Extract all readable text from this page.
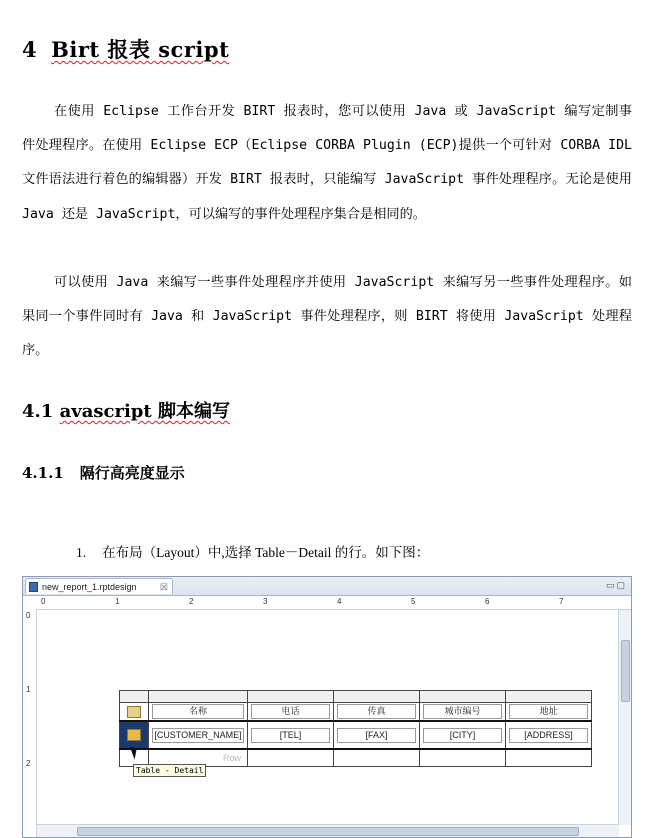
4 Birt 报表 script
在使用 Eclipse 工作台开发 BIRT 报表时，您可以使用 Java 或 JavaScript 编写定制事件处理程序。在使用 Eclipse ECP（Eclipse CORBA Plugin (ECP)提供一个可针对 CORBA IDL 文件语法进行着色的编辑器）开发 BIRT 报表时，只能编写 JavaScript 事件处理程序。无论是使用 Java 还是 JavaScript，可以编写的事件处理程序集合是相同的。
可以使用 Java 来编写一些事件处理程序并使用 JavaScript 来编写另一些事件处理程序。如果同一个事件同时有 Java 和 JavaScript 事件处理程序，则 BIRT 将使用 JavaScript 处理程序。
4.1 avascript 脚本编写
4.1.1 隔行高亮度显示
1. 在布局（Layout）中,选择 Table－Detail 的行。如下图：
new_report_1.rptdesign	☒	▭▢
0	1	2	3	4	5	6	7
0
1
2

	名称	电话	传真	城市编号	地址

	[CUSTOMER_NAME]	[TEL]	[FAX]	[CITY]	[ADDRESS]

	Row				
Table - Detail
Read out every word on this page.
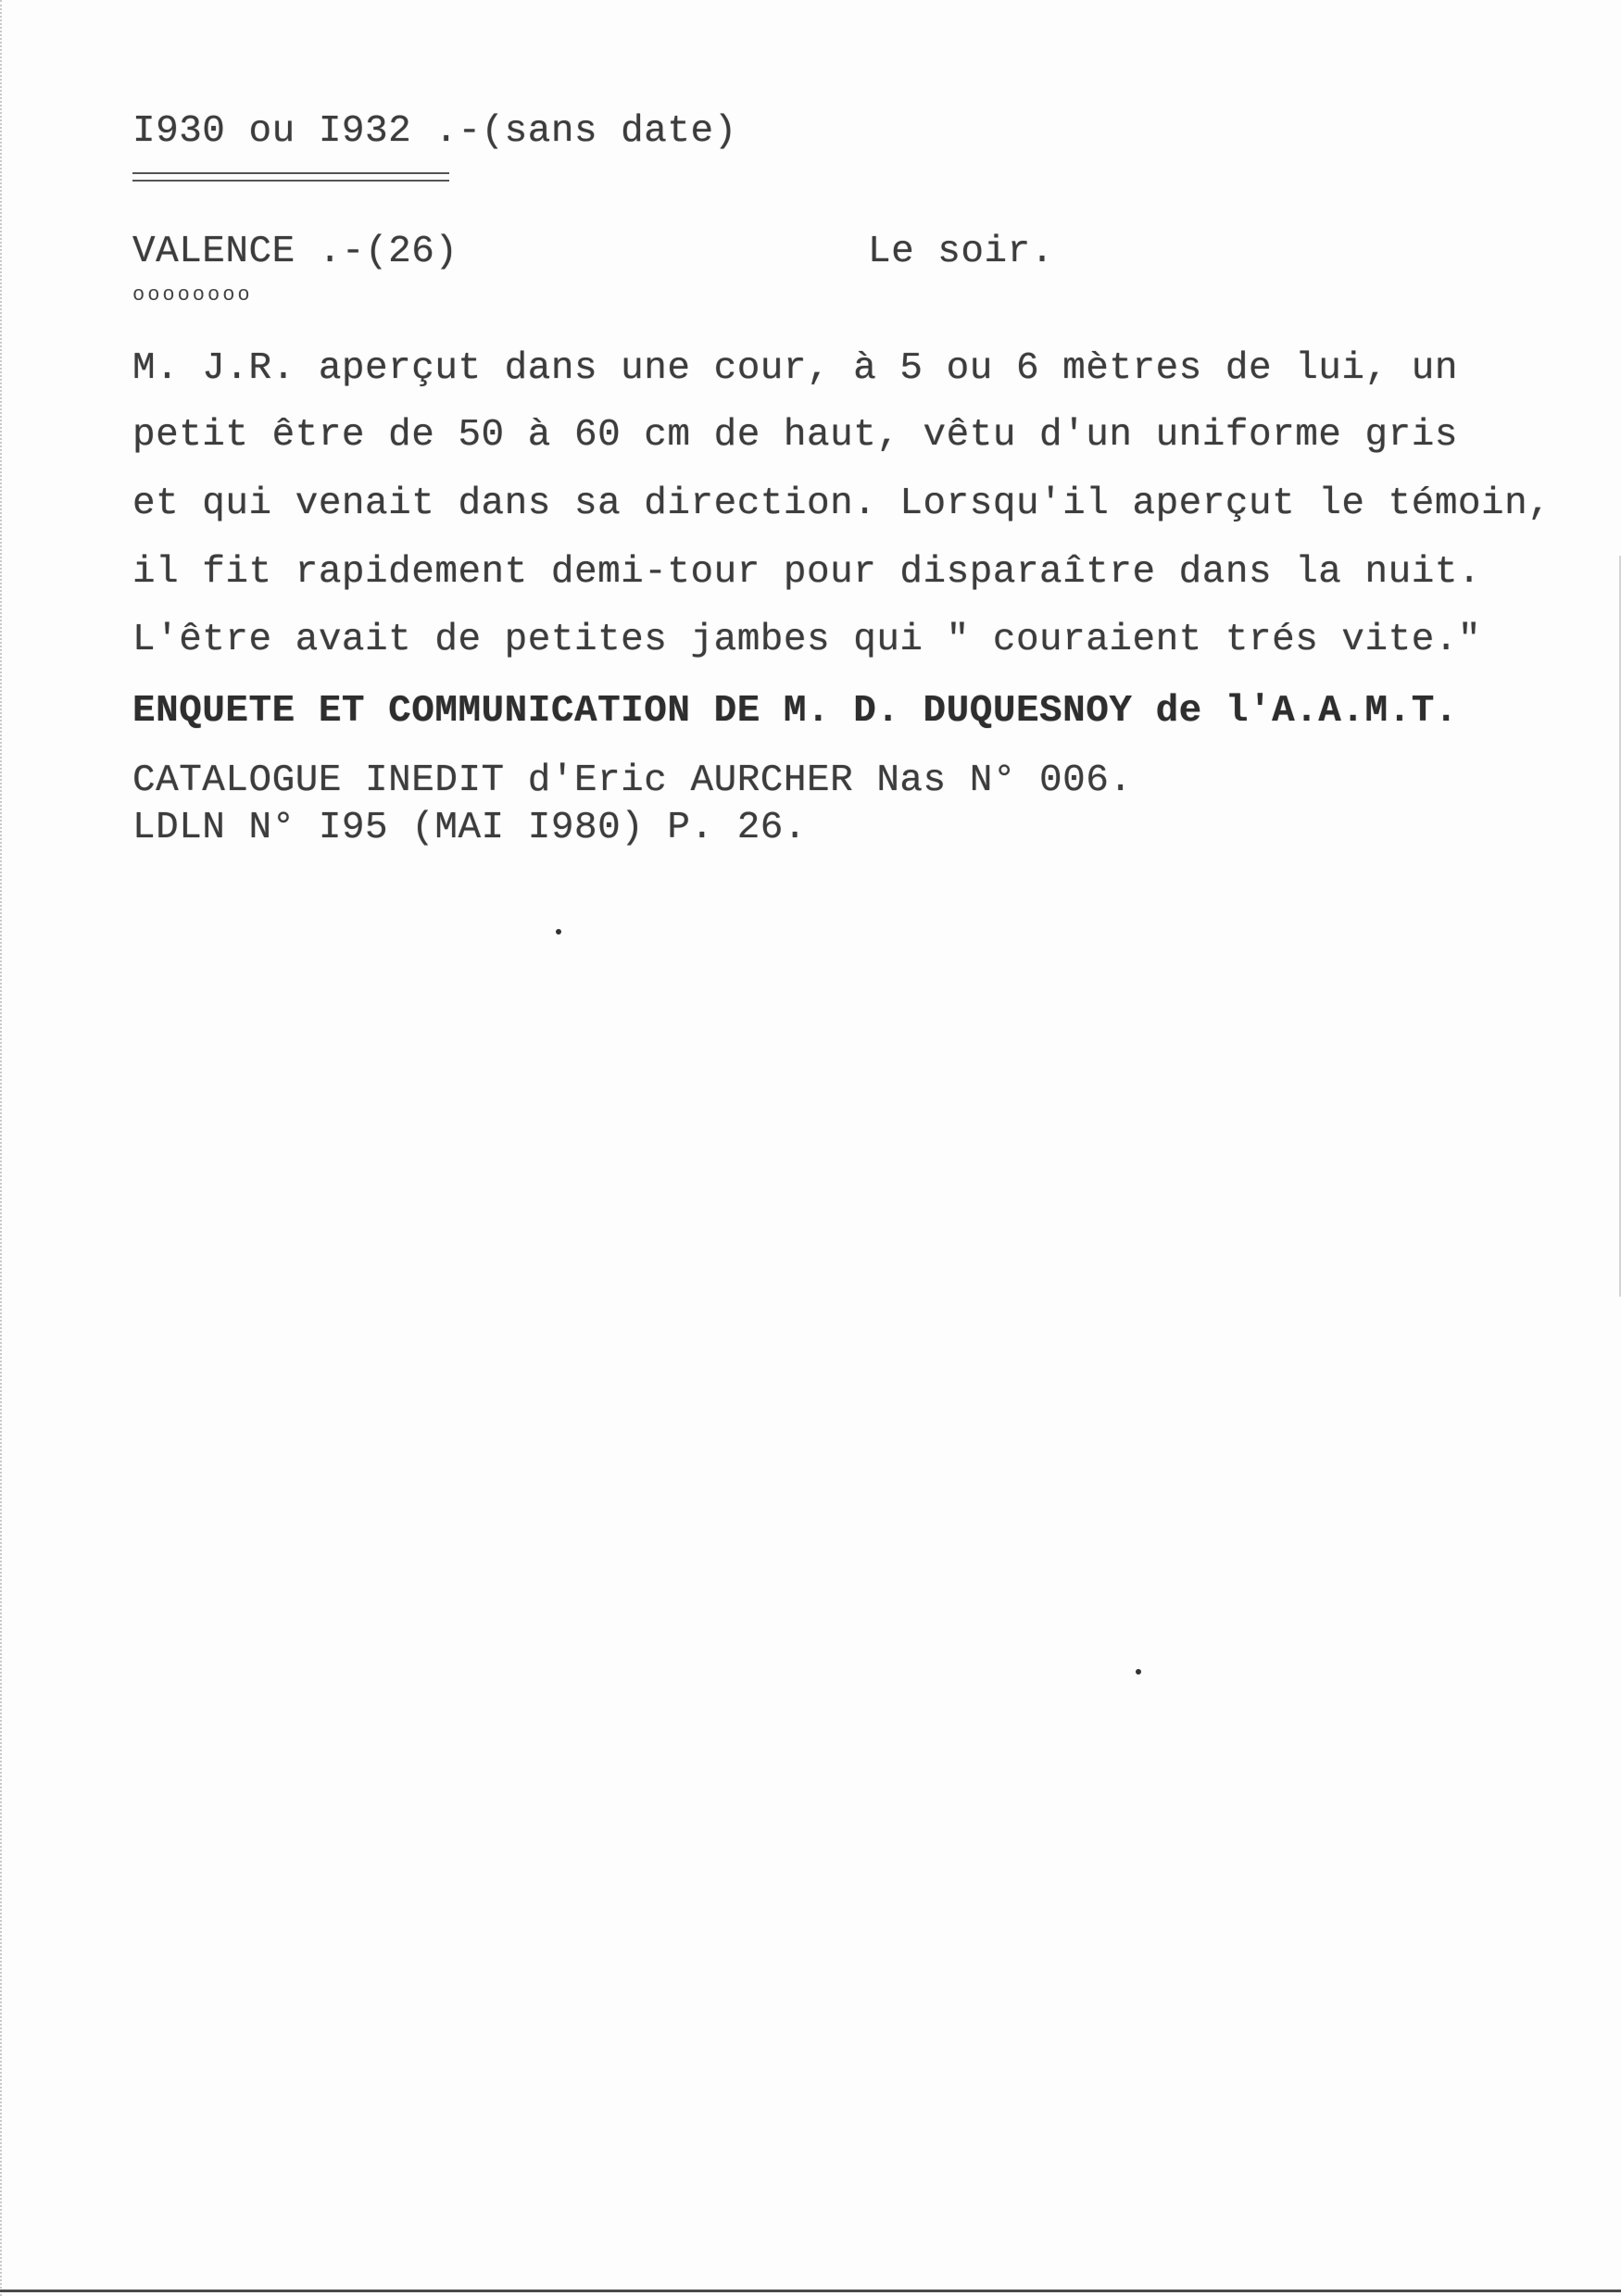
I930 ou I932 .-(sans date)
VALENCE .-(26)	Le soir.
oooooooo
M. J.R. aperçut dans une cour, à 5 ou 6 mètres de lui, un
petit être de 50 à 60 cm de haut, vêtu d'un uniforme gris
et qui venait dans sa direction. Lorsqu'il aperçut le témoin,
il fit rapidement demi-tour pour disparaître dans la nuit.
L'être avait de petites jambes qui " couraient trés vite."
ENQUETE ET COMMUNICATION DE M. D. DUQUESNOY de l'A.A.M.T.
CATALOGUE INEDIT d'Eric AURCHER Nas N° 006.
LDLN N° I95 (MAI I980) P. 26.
--------
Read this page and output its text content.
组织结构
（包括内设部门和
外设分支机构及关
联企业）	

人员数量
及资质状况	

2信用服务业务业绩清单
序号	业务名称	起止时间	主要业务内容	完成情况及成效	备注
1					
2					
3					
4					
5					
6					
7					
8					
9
--------
State how many lines of the entries above include the word "this", offering no text other than the number.

EXERCISE RESULT:
3